The request: Retype the records below exactly as they appear, but leave out any pictures.

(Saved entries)
+ + +

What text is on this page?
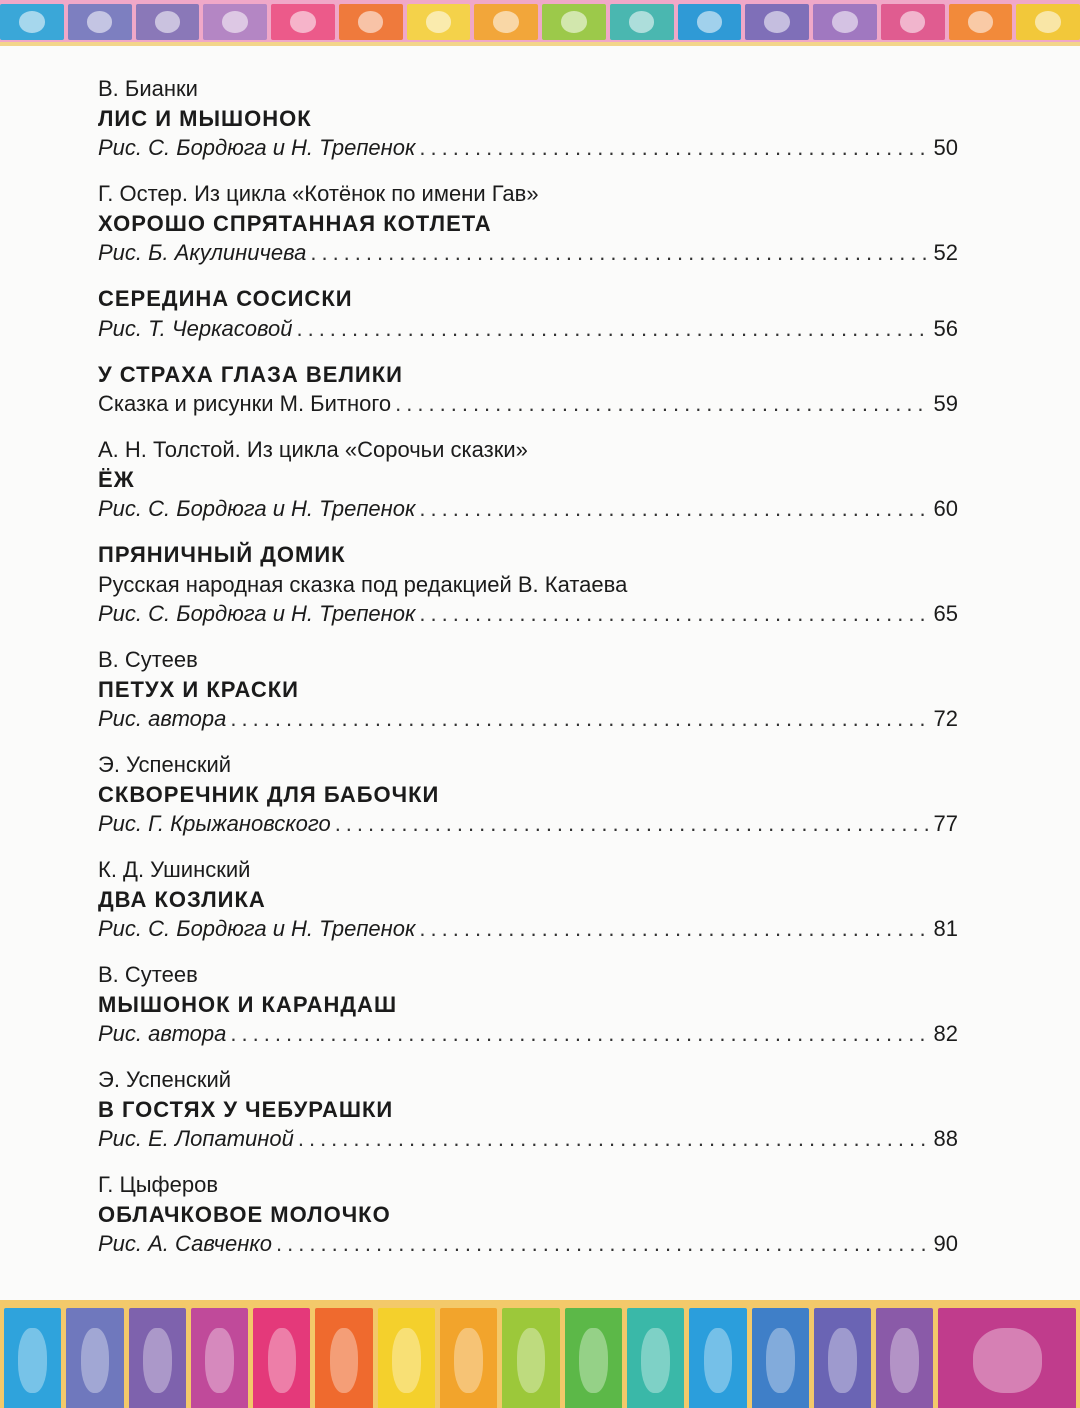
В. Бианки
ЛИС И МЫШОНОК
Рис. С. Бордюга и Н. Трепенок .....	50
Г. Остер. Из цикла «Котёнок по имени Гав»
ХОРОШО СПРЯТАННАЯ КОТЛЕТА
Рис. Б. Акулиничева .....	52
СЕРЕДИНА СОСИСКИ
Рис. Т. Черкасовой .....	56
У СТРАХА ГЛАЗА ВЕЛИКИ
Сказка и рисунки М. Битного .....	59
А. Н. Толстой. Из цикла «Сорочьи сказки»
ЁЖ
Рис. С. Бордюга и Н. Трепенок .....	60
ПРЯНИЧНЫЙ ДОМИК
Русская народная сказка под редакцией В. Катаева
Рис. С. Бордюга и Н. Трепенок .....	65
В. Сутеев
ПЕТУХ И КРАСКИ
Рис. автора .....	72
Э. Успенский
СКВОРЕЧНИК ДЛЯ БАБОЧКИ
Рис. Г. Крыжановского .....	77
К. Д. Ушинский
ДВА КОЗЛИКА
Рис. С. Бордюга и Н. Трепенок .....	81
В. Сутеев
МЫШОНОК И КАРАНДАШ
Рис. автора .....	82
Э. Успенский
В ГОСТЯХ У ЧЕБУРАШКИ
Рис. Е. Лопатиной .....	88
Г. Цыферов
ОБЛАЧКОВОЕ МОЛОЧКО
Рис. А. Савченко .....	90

+ + +

Reply:
What text is on this page?
В. Бианки
ЛИС И МЫШОНОК
Рис. С. Бордюга и Н. Трепенок .....	50
Г. Остер. Из цикла «Котёнок по имени Гав»
ХОРОШО СПРЯТАННАЯ КОТЛЕТА
Рис. Б. Акулиничева .....	52
СЕРЕДИНА СОСИСКИ
Рис. Т. Черкасовой .....	56
У СТРАХА ГЛАЗА ВЕЛИКИ
Сказка и рисунки М. Битного .....	59
А. Н. Толстой. Из цикла «Сорочьи сказки»
ЁЖ
Рис. С. Бордюга и Н. Трепенок .....	60
ПРЯНИЧНЫЙ ДОМИК
Русская народная сказка под редакцией В. Катаева
Рис. С. Бордюга и Н. Трепенок .....	65
В. Сутеев
ПЕТУХ И КРАСКИ
Рис. автора .....	72
Э. Успенский
СКВОРЕЧНИК ДЛЯ БАБОЧКИ
Рис. Г. Крыжановского .....	77
К. Д. Ушинский
ДВА КОЗЛИКА
Рис. С. Бордюга и Н. Трепенок .....	81
В. Сутеев
МЫШОНОК И КАРАНДАШ
Рис. автора .....	82
Э. Успенский
В ГОСТЯХ У ЧЕБУРАШКИ
Рис. Е. Лопатиной .....	88
Г. Цыферов
ОБЛАЧКОВОЕ МОЛОЧКО
Рис. А. Савченко .....	90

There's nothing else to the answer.